Can you reproduce the listing below line for line, with no changes to any line?

_Extracted information_.
╔══

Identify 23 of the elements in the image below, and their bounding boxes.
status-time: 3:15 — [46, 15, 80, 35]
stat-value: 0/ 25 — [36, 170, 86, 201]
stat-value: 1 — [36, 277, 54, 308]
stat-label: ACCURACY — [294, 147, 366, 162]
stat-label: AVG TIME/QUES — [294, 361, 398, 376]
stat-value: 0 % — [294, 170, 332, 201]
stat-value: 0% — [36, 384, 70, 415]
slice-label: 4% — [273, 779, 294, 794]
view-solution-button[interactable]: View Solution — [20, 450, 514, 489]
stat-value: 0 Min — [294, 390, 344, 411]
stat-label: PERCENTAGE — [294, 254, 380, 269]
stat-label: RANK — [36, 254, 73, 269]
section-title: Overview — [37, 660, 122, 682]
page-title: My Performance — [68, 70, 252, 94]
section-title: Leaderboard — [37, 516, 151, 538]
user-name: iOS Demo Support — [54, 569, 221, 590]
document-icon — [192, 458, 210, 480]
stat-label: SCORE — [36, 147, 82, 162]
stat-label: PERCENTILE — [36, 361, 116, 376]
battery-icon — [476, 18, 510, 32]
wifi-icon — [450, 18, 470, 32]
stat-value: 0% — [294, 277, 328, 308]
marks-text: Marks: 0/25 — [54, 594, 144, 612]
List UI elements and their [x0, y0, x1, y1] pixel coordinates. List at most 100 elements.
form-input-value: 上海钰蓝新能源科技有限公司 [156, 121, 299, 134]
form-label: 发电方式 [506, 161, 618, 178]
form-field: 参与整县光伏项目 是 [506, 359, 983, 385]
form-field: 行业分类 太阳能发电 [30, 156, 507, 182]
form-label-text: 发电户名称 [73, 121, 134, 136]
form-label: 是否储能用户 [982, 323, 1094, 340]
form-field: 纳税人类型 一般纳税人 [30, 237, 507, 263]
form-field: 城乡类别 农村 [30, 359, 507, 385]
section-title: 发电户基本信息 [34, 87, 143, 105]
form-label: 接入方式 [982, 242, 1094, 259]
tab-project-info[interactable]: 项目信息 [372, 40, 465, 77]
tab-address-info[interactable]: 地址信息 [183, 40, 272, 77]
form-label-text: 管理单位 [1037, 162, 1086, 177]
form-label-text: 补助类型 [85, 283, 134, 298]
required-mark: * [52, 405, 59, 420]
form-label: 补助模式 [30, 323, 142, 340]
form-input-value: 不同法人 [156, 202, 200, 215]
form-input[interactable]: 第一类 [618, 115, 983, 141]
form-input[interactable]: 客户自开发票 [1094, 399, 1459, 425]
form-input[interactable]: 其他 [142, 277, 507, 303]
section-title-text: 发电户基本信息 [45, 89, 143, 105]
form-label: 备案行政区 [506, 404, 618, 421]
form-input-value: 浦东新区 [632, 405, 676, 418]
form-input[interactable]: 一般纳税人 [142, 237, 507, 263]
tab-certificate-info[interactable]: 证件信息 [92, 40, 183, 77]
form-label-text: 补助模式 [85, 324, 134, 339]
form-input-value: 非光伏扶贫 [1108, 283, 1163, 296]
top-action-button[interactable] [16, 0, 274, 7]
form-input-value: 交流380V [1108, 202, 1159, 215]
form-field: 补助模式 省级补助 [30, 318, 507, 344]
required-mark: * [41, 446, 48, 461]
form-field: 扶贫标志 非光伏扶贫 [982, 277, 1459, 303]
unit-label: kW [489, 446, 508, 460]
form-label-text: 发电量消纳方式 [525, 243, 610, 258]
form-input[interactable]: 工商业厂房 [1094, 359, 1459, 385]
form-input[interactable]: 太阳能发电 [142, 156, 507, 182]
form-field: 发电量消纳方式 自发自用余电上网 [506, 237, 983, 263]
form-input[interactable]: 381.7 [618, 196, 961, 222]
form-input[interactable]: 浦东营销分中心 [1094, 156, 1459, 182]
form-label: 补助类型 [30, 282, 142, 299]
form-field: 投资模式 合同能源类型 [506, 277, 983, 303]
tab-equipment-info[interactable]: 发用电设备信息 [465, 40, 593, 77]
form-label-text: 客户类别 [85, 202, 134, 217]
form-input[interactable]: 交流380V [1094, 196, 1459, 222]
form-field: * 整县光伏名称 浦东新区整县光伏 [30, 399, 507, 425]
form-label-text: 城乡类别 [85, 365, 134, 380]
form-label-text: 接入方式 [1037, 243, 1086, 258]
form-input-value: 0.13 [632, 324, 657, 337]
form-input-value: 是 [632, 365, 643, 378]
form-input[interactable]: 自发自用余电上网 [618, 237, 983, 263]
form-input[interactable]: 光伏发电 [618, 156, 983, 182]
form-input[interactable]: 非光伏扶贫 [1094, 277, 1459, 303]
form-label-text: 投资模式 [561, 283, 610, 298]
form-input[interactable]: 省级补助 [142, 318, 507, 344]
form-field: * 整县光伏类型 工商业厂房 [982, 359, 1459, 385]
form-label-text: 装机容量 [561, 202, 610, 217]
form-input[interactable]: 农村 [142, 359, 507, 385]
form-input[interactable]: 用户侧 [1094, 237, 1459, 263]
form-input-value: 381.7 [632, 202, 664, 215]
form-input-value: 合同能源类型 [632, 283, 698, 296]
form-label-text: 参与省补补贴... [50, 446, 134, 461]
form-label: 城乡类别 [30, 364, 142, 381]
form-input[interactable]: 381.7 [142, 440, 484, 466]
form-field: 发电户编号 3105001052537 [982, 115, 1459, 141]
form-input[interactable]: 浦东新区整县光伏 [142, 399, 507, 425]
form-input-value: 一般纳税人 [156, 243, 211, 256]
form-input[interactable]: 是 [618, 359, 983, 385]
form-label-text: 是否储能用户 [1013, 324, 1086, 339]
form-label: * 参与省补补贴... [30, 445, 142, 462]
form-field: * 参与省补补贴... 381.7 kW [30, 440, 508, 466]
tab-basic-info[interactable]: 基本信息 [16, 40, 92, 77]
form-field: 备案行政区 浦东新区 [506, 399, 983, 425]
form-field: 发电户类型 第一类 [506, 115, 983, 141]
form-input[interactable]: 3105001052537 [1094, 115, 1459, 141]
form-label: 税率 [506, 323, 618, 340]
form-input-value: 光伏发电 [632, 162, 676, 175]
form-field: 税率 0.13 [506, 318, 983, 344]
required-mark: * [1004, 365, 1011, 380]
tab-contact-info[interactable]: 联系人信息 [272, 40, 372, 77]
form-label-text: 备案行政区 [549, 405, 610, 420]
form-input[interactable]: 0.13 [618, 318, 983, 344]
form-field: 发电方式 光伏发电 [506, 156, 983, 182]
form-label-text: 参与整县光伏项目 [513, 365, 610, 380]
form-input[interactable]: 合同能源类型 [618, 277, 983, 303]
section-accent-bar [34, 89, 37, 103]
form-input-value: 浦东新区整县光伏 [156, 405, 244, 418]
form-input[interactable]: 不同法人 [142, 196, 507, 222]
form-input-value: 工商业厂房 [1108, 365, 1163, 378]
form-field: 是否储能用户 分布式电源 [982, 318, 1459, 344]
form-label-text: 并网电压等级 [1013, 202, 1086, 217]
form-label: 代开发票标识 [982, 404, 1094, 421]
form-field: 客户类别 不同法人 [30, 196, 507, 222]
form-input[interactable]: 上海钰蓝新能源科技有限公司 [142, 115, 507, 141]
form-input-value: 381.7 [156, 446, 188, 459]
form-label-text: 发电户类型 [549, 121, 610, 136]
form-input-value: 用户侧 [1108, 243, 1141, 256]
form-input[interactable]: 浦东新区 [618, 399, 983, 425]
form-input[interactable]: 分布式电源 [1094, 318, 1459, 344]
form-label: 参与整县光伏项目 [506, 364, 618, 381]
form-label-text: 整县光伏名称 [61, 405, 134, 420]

╚══

_Exercise response_.
Identify 23 of the elements in the image below, and their bounding boxes.
status-time: 3:15 — [46, 15, 80, 35]
stat-value: 0/ 25 — [36, 170, 86, 201]
stat-value: 1 — [36, 277, 54, 308]
stat-label: ACCURACY — [294, 147, 366, 162]
stat-label: AVG TIME/QUES — [294, 361, 398, 376]
stat-value: 0 % — [294, 170, 332, 201]
stat-value: 0% — [36, 384, 70, 415]
slice-label: 4% — [273, 779, 294, 794]
view-solution-button[interactable]: View Solution — [20, 450, 514, 489]
stat-value: 0 Min — [294, 390, 344, 411]
stat-label: PERCENTAGE — [294, 254, 380, 269]
stat-label: RANK — [36, 254, 73, 269]
section-title: Overview — [37, 660, 122, 682]
page-title: My Performance — [68, 70, 252, 94]
section-title: Leaderboard — [37, 516, 151, 538]
user-name: iOS Demo Support — [54, 569, 221, 590]
document-icon — [192, 458, 210, 480]
stat-label: SCORE — [36, 147, 82, 162]
stat-label: PERCENTILE — [36, 361, 116, 376]
battery-icon — [476, 18, 510, 32]
wifi-icon — [450, 18, 470, 32]
stat-value: 0% — [294, 277, 328, 308]
marks-text: Marks: 0/25 — [54, 594, 144, 612]
List UI elements and their [x0, y0, x1, y1] pixel coordinates. List at most 100 elements.
form-input-value: 上海钰蓝新能源科技有限公司 [156, 121, 299, 134]
form-label: 发电方式 [506, 161, 618, 178]
form-field: 参与整县光伏项目 是 [506, 359, 983, 385]
form-field: 行业分类 太阳能发电 [30, 156, 507, 182]
form-label-text: 发电户名称 [73, 121, 134, 136]
form-label: 是否储能用户 [982, 323, 1094, 340]
form-field: 纳税人类型 一般纳税人 [30, 237, 507, 263]
form-field: 城乡类别 农村 [30, 359, 507, 385]
section-title: 发电户基本信息 [34, 87, 143, 105]
form-label: 接入方式 [982, 242, 1094, 259]
tab-project-info[interactable]: 项目信息 [372, 40, 465, 77]
tab-address-info[interactable]: 地址信息 [183, 40, 272, 77]
form-label-text: 管理单位 [1037, 162, 1086, 177]
form-label-text: 补助类型 [85, 283, 134, 298]
required-mark: * [52, 405, 59, 420]
form-label: 补助模式 [30, 323, 142, 340]
form-input-value: 不同法人 [156, 202, 200, 215]
form-input[interactable]: 第一类 [618, 115, 983, 141]
form-input[interactable]: 客户自开发票 [1094, 399, 1459, 425]
form-input[interactable]: 其他 [142, 277, 507, 303]
section-title-text: 发电户基本信息 [45, 89, 143, 105]
form-label: 备案行政区 [506, 404, 618, 421]
form-input-value: 浦东新区 [632, 405, 676, 418]
form-input[interactable]: 一般纳税人 [142, 237, 507, 263]
tab-certificate-info[interactable]: 证件信息 [92, 40, 183, 77]
form-label-text: 补助模式 [85, 324, 134, 339]
form-input-value: 非光伏扶贫 [1108, 283, 1163, 296]
top-action-button[interactable] [16, 0, 274, 7]
form-input-value: 交流380V [1108, 202, 1159, 215]
form-field: 补助模式 省级补助 [30, 318, 507, 344]
required-mark: * [41, 446, 48, 461]
form-field: 扶贫标志 非光伏扶贫 [982, 277, 1459, 303]
unit-label: kW [489, 446, 508, 460]
form-label-text: 发电量消纳方式 [525, 243, 610, 258]
form-input[interactable]: 工商业厂房 [1094, 359, 1459, 385]
form-input[interactable]: 太阳能发电 [142, 156, 507, 182]
form-field: 发电量消纳方式 自发自用余电上网 [506, 237, 983, 263]
form-input[interactable]: 381.7 [618, 196, 961, 222]
form-input[interactable]: 浦东营销分中心 [1094, 156, 1459, 182]
form-label: 补助类型 [30, 282, 142, 299]
form-field: 投资模式 合同能源类型 [506, 277, 983, 303]
tab-equipment-info[interactable]: 发用电设备信息 [465, 40, 593, 77]
form-label-text: 客户类别 [85, 202, 134, 217]
form-input[interactable]: 交流380V [1094, 196, 1459, 222]
form-field: * 整县光伏名称 浦东新区整县光伏 [30, 399, 507, 425]
form-label-text: 城乡类别 [85, 365, 134, 380]
form-label-text: 接入方式 [1037, 243, 1086, 258]
form-input-value: 0.13 [632, 324, 657, 337]
form-input-value: 是 [632, 365, 643, 378]
form-input[interactable]: 自发自用余电上网 [618, 237, 983, 263]
form-input[interactable]: 光伏发电 [618, 156, 983, 182]
form-input[interactable]: 非光伏扶贫 [1094, 277, 1459, 303]
form-label-text: 投资模式 [561, 283, 610, 298]
form-input[interactable]: 省级补助 [142, 318, 507, 344]
form-field: * 整县光伏类型 工商业厂房 [982, 359, 1459, 385]
form-label-text: 装机容量 [561, 202, 610, 217]
form-input[interactable]: 农村 [142, 359, 507, 385]
form-input[interactable]: 用户侧 [1094, 237, 1459, 263]
form-input-value: 381.7 [632, 202, 664, 215]
form-input-value: 合同能源类型 [632, 283, 698, 296]
form-label-text: 参与省补补贴... [50, 446, 134, 461]
form-label: 城乡类别 [30, 364, 142, 381]
form-input[interactable]: 381.7 [142, 440, 484, 466]
form-field: 发电户编号 3105001052537 [982, 115, 1459, 141]
form-input[interactable]: 浦东新区整县光伏 [142, 399, 507, 425]
form-input-value: 一般纳税人 [156, 243, 211, 256]
form-input[interactable]: 是 [618, 359, 983, 385]
form-label-text: 是否储能用户 [1013, 324, 1086, 339]
form-label: * 参与省补补贴... [30, 445, 142, 462]
form-field: * 参与省补补贴... 381.7 kW [30, 440, 508, 466]
tab-basic-info[interactable]: 基本信息 [16, 40, 92, 77]
form-field: 备案行政区 浦东新区 [506, 399, 983, 425]
form-field: 发电户类型 第一类 [506, 115, 983, 141]
form-input[interactable]: 3105001052537 [1094, 115, 1459, 141]
form-label: 税率 [506, 323, 618, 340]
form-input-value: 光伏发电 [632, 162, 676, 175]
form-field: 税率 0.13 [506, 318, 983, 344]
required-mark: * [1004, 365, 1011, 380]
tab-contact-info[interactable]: 联系人信息 [272, 40, 372, 77]
form-label-text: 备案行政区 [549, 405, 610, 420]
form-input[interactable]: 0.13 [618, 318, 983, 344]
form-field: 发电方式 光伏发电 [506, 156, 983, 182]
form-label-text: 参与整县光伏项目 [513, 365, 610, 380]
form-input[interactable]: 合同能源类型 [618, 277, 983, 303]
section-accent-bar [34, 89, 37, 103]
form-input-value: 浦东新区整县光伏 [156, 405, 244, 418]
form-input[interactable]: 不同法人 [142, 196, 507, 222]
form-input-value: 工商业厂房 [1108, 365, 1163, 378]
form-field: 是否储能用户 分布式电源 [982, 318, 1459, 344]
form-label-text: 并网电压等级 [1013, 202, 1086, 217]
form-label: 代开发票标识 [982, 404, 1094, 421]
form-field: 客户类别 不同法人 [30, 196, 507, 222]
form-input[interactable]: 上海钰蓝新能源科技有限公司 [142, 115, 507, 141]
form-input-value: 381.7 [156, 446, 188, 459]
form-label-text: 发电户类型 [549, 121, 610, 136]
form-input-value: 用户侧 [1108, 243, 1141, 256]
form-input[interactable]: 浦东新区 [618, 399, 983, 425]
form-input[interactable]: 分布式电源 [1094, 318, 1459, 344]
form-label: 参与整县光伏项目 [506, 364, 618, 381]
form-label-text: 整县光伏名称 [61, 405, 134, 420]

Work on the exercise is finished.